— BEGIN EXERCISE DATA —
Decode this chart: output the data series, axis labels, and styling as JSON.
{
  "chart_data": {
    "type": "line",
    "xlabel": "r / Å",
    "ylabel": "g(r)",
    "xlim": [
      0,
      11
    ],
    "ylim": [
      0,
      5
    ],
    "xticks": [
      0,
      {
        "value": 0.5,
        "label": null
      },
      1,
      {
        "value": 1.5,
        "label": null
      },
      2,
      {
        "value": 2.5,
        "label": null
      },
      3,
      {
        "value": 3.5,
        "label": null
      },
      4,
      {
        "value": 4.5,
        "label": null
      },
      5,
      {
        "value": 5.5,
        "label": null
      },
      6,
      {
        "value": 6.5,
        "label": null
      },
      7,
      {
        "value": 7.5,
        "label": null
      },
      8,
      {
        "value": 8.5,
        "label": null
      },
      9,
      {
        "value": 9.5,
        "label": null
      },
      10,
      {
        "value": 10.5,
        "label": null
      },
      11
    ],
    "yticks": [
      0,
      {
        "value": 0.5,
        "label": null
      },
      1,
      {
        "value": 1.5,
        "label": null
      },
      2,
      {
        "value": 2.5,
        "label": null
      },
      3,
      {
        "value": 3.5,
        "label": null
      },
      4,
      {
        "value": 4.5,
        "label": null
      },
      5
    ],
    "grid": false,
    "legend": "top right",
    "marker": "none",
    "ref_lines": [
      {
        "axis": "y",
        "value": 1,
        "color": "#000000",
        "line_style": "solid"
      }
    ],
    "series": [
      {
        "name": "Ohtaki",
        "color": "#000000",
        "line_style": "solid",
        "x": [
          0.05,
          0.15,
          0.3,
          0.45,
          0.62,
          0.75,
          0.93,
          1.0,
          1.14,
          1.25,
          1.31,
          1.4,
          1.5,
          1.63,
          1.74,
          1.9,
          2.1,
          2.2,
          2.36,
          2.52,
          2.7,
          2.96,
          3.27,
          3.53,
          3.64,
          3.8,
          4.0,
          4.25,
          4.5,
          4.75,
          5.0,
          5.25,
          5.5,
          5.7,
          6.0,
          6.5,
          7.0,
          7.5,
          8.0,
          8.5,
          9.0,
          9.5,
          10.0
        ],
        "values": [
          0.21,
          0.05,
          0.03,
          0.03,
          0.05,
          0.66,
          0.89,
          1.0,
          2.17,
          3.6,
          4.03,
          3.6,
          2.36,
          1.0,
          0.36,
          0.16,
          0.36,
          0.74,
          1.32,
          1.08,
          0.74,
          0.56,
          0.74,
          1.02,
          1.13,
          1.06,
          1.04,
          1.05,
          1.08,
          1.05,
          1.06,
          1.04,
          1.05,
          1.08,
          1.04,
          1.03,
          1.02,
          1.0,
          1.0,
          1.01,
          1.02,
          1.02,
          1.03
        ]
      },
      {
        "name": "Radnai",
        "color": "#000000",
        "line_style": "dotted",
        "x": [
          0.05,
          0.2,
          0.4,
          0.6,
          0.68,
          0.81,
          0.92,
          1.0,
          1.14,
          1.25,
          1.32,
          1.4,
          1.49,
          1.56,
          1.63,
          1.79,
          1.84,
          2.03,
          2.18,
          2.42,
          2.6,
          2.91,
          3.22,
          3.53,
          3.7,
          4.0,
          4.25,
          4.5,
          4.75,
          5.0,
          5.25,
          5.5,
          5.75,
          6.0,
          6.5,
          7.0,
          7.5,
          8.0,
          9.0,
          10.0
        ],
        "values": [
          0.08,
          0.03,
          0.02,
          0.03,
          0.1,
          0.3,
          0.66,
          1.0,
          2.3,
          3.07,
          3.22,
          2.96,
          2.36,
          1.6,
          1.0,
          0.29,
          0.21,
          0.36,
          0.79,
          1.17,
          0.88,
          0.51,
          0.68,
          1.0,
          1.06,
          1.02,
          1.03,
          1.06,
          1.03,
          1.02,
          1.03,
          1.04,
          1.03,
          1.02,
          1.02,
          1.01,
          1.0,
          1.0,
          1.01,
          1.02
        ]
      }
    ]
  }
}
— END EXERCISE DATA —
• **EXERCISE INSTRUCTIONS**: Return the entries above exactly, each one complete.

• **SOLUTION**:
Decode this chart: output the data series, axis labels, and styling as JSON.
{
  "chart_data": {
    "type": "line",
    "xlabel": "r / Å",
    "ylabel": "g(r)",
    "xlim": [
      0,
      11
    ],
    "ylim": [
      0,
      5
    ],
    "xticks": [
      0,
      {
        "value": 0.5,
        "label": null
      },
      1,
      {
        "value": 1.5,
        "label": null
      },
      2,
      {
        "value": 2.5,
        "label": null
      },
      3,
      {
        "value": 3.5,
        "label": null
      },
      4,
      {
        "value": 4.5,
        "label": null
      },
      5,
      {
        "value": 5.5,
        "label": null
      },
      6,
      {
        "value": 6.5,
        "label": null
      },
      7,
      {
        "value": 7.5,
        "label": null
      },
      8,
      {
        "value": 8.5,
        "label": null
      },
      9,
      {
        "value": 9.5,
        "label": null
      },
      10,
      {
        "value": 10.5,
        "label": null
      },
      11
    ],
    "yticks": [
      0,
      {
        "value": 0.5,
        "label": null
      },
      1,
      {
        "value": 1.5,
        "label": null
      },
      2,
      {
        "value": 2.5,
        "label": null
      },
      3,
      {
        "value": 3.5,
        "label": null
      },
      4,
      {
        "value": 4.5,
        "label": null
      },
      5
    ],
    "grid": false,
    "legend": "top right",
    "marker": "none",
    "ref_lines": [
      {
        "axis": "y",
        "value": 1,
        "color": "#000000",
        "line_style": "solid"
      }
    ],
    "series": [
      {
        "name": "Ohtaki",
        "color": "#000000",
        "line_style": "solid",
        "x": [
          0.05,
          0.15,
          0.3,
          0.45,
          0.62,
          0.75,
          0.93,
          1.0,
          1.14,
          1.25,
          1.31,
          1.4,
          1.5,
          1.63,
          1.74,
          1.9,
          2.1,
          2.2,
          2.36,
          2.52,
          2.7,
          2.96,
          3.27,
          3.53,
          3.64,
          3.8,
          4.0,
          4.25,
          4.5,
          4.75,
          5.0,
          5.25,
          5.5,
          5.7,
          6.0,
          6.5,
          7.0,
          7.5,
          8.0,
          8.5,
          9.0,
          9.5,
          10.0
        ],
        "values": [
          0.21,
          0.05,
          0.03,
          0.03,
          0.05,
          0.66,
          0.89,
          1.0,
          2.17,
          3.6,
          4.03,
          3.6,
          2.36,
          1.0,
          0.36,
          0.16,
          0.36,
          0.74,
          1.32,
          1.08,
          0.74,
          0.56,
          0.74,
          1.02,
          1.13,
          1.06,
          1.04,
          1.05,
          1.08,
          1.05,
          1.06,
          1.04,
          1.05,
          1.08,
          1.04,
          1.03,
          1.02,
          1.0,
          1.0,
          1.01,
          1.02,
          1.02,
          1.03
        ]
      },
      {
        "name": "Radnai",
        "color": "#000000",
        "line_style": "dotted",
        "x": [
          0.05,
          0.2,
          0.4,
          0.6,
          0.68,
          0.81,
          0.92,
          1.0,
          1.14,
          1.25,
          1.32,
          1.4,
          1.49,
          1.56,
          1.63,
          1.79,
          1.84,
          2.03,
          2.18,
          2.42,
          2.6,
          2.91,
          3.22,
          3.53,
          3.7,
          4.0,
          4.25,
          4.5,
          4.75,
          5.0,
          5.25,
          5.5,
          5.75,
          6.0,
          6.5,
          7.0,
          7.5,
          8.0,
          9.0,
          10.0
        ],
        "values": [
          0.08,
          0.03,
          0.02,
          0.03,
          0.1,
          0.3,
          0.66,
          1.0,
          2.3,
          3.07,
          3.22,
          2.96,
          2.36,
          1.6,
          1.0,
          0.29,
          0.21,
          0.36,
          0.79,
          1.17,
          0.88,
          0.51,
          0.68,
          1.0,
          1.06,
          1.02,
          1.03,
          1.06,
          1.03,
          1.02,
          1.03,
          1.04,
          1.03,
          1.02,
          1.02,
          1.01,
          1.0,
          1.0,
          1.01,
          1.02
        ]
      }
    ]
  }
}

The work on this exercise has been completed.